_WORK TO DO:_
Copy out the data below word for word, keeping every line and character unchanged.

________________

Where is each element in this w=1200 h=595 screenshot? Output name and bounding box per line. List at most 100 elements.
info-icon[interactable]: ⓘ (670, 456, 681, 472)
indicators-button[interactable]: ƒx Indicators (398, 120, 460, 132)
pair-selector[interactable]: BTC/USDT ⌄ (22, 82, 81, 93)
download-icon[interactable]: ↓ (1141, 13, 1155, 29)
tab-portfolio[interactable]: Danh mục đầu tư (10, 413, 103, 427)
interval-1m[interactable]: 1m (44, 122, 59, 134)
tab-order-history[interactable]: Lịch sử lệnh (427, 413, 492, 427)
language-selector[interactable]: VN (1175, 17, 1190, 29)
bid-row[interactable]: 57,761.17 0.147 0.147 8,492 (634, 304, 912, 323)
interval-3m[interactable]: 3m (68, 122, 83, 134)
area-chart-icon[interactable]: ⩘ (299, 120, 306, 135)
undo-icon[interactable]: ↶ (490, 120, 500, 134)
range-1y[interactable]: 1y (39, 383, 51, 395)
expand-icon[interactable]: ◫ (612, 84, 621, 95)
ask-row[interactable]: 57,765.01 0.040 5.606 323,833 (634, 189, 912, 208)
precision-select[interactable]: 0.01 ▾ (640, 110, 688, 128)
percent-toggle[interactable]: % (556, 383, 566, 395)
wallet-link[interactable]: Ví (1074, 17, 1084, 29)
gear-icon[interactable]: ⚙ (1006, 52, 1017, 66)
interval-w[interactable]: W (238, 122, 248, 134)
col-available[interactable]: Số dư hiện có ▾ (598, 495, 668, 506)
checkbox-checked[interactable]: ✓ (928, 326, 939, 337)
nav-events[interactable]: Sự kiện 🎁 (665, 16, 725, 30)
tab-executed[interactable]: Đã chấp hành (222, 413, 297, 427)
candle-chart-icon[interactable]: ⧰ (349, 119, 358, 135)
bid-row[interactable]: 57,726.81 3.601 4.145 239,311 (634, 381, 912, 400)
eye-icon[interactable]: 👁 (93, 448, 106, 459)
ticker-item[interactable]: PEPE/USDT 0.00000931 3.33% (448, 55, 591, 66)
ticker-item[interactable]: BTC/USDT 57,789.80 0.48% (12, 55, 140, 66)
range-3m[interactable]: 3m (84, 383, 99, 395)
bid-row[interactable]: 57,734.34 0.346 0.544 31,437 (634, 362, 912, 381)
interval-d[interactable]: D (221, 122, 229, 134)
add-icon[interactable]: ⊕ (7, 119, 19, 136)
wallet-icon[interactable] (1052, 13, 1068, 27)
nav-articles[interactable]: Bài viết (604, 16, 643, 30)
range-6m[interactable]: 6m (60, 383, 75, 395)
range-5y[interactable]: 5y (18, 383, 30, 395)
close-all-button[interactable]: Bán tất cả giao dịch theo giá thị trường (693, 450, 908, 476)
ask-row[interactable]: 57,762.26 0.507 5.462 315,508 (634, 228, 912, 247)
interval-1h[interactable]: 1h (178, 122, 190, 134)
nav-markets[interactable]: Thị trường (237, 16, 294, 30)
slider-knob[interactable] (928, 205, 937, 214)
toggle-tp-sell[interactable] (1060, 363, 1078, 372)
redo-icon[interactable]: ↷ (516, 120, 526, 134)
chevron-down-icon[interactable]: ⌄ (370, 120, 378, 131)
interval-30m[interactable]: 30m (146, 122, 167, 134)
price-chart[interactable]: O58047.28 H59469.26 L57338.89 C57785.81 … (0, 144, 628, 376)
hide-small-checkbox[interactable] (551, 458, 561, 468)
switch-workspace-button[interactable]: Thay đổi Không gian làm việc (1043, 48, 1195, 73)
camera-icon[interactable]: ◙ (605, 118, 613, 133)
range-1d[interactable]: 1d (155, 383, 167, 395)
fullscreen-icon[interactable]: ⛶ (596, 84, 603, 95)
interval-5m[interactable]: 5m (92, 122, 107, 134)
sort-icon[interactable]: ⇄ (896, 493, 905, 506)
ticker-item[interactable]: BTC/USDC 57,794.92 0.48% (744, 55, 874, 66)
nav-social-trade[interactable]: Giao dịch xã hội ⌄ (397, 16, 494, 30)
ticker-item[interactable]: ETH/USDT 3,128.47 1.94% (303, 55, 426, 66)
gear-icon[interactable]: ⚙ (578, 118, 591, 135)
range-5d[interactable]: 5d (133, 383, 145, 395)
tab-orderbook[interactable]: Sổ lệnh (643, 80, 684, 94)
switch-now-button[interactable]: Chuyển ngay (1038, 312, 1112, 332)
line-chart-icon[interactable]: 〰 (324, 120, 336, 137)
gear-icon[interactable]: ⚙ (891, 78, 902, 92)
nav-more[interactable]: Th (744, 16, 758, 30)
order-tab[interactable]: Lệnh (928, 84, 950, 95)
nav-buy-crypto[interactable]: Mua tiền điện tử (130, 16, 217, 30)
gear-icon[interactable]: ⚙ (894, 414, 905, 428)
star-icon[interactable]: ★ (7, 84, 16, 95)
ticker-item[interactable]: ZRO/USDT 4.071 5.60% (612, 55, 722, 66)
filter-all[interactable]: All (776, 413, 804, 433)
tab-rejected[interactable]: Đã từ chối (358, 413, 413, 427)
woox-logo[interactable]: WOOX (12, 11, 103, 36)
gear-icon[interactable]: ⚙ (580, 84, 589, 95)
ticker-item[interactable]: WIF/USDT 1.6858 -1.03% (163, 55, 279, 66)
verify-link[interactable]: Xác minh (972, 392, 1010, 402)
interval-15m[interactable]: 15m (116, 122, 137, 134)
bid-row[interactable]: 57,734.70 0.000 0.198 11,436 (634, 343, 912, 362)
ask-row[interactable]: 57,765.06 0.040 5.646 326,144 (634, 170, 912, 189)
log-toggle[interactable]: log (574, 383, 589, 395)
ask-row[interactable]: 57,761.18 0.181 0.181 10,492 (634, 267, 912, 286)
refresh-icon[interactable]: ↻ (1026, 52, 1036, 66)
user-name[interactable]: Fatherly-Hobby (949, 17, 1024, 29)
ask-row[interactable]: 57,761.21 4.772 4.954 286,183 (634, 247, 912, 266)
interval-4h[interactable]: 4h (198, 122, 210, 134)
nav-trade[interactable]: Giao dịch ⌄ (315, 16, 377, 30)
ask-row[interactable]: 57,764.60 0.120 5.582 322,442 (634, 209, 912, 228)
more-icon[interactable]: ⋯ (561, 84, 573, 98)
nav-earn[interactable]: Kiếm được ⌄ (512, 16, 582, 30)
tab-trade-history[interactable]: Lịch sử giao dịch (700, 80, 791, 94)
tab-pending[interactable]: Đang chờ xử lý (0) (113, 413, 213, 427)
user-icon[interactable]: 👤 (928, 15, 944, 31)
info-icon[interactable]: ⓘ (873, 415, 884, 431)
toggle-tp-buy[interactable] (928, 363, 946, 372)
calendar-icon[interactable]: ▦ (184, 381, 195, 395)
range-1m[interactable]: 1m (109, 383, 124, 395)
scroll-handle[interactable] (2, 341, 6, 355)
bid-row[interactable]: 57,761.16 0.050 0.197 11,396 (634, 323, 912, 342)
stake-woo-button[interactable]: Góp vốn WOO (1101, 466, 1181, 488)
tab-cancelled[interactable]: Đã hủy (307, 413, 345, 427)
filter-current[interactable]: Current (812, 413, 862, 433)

________________

_FINISHED ANSWER:_
Where is each element in this w=1200 h=595 screenshot? Output name and bounding box per line. List at most 100 elements.
info-icon[interactable]: ⓘ (670, 456, 681, 472)
indicators-button[interactable]: ƒx Indicators (398, 120, 460, 132)
pair-selector[interactable]: BTC/USDT ⌄ (22, 82, 81, 93)
download-icon[interactable]: ↓ (1141, 13, 1155, 29)
tab-portfolio[interactable]: Danh mục đầu tư (10, 413, 103, 427)
interval-1m[interactable]: 1m (44, 122, 59, 134)
tab-order-history[interactable]: Lịch sử lệnh (427, 413, 492, 427)
language-selector[interactable]: VN (1175, 17, 1190, 29)
bid-row[interactable]: 57,761.17 0.147 0.147 8,492 (634, 304, 912, 323)
interval-3m[interactable]: 3m (68, 122, 83, 134)
area-chart-icon[interactable]: ⩘ (299, 120, 306, 135)
undo-icon[interactable]: ↶ (490, 120, 500, 134)
range-1y[interactable]: 1y (39, 383, 51, 395)
expand-icon[interactable]: ◫ (612, 84, 621, 95)
ask-row[interactable]: 57,765.01 0.040 5.606 323,833 (634, 189, 912, 208)
precision-select[interactable]: 0.01 ▾ (640, 110, 688, 128)
percent-toggle[interactable]: % (556, 383, 566, 395)
wallet-link[interactable]: Ví (1074, 17, 1084, 29)
gear-icon[interactable]: ⚙ (1006, 52, 1017, 66)
interval-w[interactable]: W (238, 122, 248, 134)
col-available[interactable]: Số dư hiện có ▾ (598, 495, 668, 506)
checkbox-checked[interactable]: ✓ (928, 326, 939, 337)
nav-events[interactable]: Sự kiện 🎁 (665, 16, 725, 30)
tab-executed[interactable]: Đã chấp hành (222, 413, 297, 427)
candle-chart-icon[interactable]: ⧰ (349, 119, 358, 135)
bid-row[interactable]: 57,726.81 3.601 4.145 239,311 (634, 381, 912, 400)
eye-icon[interactable]: 👁 (93, 448, 106, 459)
ticker-item[interactable]: PEPE/USDT 0.00000931 3.33% (448, 55, 591, 66)
ticker-item[interactable]: BTC/USDT 57,789.80 0.48% (12, 55, 140, 66)
range-3m[interactable]: 3m (84, 383, 99, 395)
bid-row[interactable]: 57,734.34 0.346 0.544 31,437 (634, 362, 912, 381)
interval-d[interactable]: D (221, 122, 229, 134)
add-icon[interactable]: ⊕ (7, 119, 19, 136)
wallet-icon[interactable] (1052, 13, 1068, 27)
nav-articles[interactable]: Bài viết (604, 16, 643, 30)
range-6m[interactable]: 6m (60, 383, 75, 395)
range-5y[interactable]: 5y (18, 383, 30, 395)
close-all-button[interactable]: Bán tất cả giao dịch theo giá thị trường (693, 450, 908, 476)
ask-row[interactable]: 57,762.26 0.507 5.462 315,508 (634, 228, 912, 247)
interval-1h[interactable]: 1h (178, 122, 190, 134)
nav-markets[interactable]: Thị trường (237, 16, 294, 30)
slider-knob[interactable] (928, 205, 937, 214)
toggle-tp-sell[interactable] (1060, 363, 1078, 372)
redo-icon[interactable]: ↷ (516, 120, 526, 134)
chevron-down-icon[interactable]: ⌄ (370, 120, 378, 131)
interval-30m[interactable]: 30m (146, 122, 167, 134)
price-chart[interactable]: O58047.28 H59469.26 L57338.89 C57785.81 … (0, 144, 628, 376)
hide-small-checkbox[interactable] (551, 458, 561, 468)
switch-workspace-button[interactable]: Thay đổi Không gian làm việc (1043, 48, 1195, 73)
camera-icon[interactable]: ◙ (605, 118, 613, 133)
range-1d[interactable]: 1d (155, 383, 167, 395)
fullscreen-icon[interactable]: ⛶ (596, 84, 603, 95)
interval-5m[interactable]: 5m (92, 122, 107, 134)
sort-icon[interactable]: ⇄ (896, 493, 905, 506)
ticker-item[interactable]: BTC/USDC 57,794.92 0.48% (744, 55, 874, 66)
nav-social-trade[interactable]: Giao dịch xã hội ⌄ (397, 16, 494, 30)
ticker-item[interactable]: ETH/USDT 3,128.47 1.94% (303, 55, 426, 66)
gear-icon[interactable]: ⚙ (578, 118, 591, 135)
range-5d[interactable]: 5d (133, 383, 145, 395)
tab-orderbook[interactable]: Sổ lệnh (643, 80, 684, 94)
switch-now-button[interactable]: Chuyển ngay (1038, 312, 1112, 332)
line-chart-icon[interactable]: 〰 (324, 120, 336, 137)
gear-icon[interactable]: ⚙ (891, 78, 902, 92)
nav-more[interactable]: Th (744, 16, 758, 30)
order-tab[interactable]: Lệnh (928, 84, 950, 95)
nav-buy-crypto[interactable]: Mua tiền điện tử (130, 16, 217, 30)
gear-icon[interactable]: ⚙ (894, 414, 905, 428)
star-icon[interactable]: ★ (7, 84, 16, 95)
ticker-item[interactable]: ZRO/USDT 4.071 5.60% (612, 55, 722, 66)
filter-all[interactable]: All (776, 413, 804, 433)
tab-rejected[interactable]: Đã từ chối (358, 413, 413, 427)
woox-logo[interactable]: WOOX (12, 11, 103, 36)
gear-icon[interactable]: ⚙ (580, 84, 589, 95)
ticker-item[interactable]: WIF/USDT 1.6858 -1.03% (163, 55, 279, 66)
verify-link[interactable]: Xác minh (972, 392, 1010, 402)
interval-15m[interactable]: 15m (116, 122, 137, 134)
bid-row[interactable]: 57,734.70 0.000 0.198 11,436 (634, 343, 912, 362)
ask-row[interactable]: 57,765.06 0.040 5.646 326,144 (634, 170, 912, 189)
log-toggle[interactable]: log (574, 383, 589, 395)
ask-row[interactable]: 57,761.18 0.181 0.181 10,492 (634, 267, 912, 286)
refresh-icon[interactable]: ↻ (1026, 52, 1036, 66)
user-name[interactable]: Fatherly-Hobby (949, 17, 1024, 29)
ask-row[interactable]: 57,761.21 4.772 4.954 286,183 (634, 247, 912, 266)
interval-4h[interactable]: 4h (198, 122, 210, 134)
nav-trade[interactable]: Giao dịch ⌄ (315, 16, 377, 30)
ask-row[interactable]: 57,764.60 0.120 5.582 322,442 (634, 209, 912, 228)
more-icon[interactable]: ⋯ (561, 84, 573, 98)
nav-earn[interactable]: Kiếm được ⌄ (512, 16, 582, 30)
tab-trade-history[interactable]: Lịch sử giao dịch (700, 80, 791, 94)
tab-pending[interactable]: Đang chờ xử lý (0) (113, 413, 213, 427)
user-icon[interactable]: 👤 (928, 15, 944, 31)
info-icon[interactable]: ⓘ (873, 415, 884, 431)
toggle-tp-buy[interactable] (928, 363, 946, 372)
calendar-icon[interactable]: ▦ (184, 381, 195, 395)
range-1m[interactable]: 1m (109, 383, 124, 395)
scroll-handle[interactable] (2, 341, 6, 355)
bid-row[interactable]: 57,761.16 0.050 0.197 11,396 (634, 323, 912, 342)
stake-woo-button[interactable]: Góp vốn WOO (1101, 466, 1181, 488)
tab-cancelled[interactable]: Đã hủy (307, 413, 345, 427)
filter-current[interactable]: Current (812, 413, 862, 433)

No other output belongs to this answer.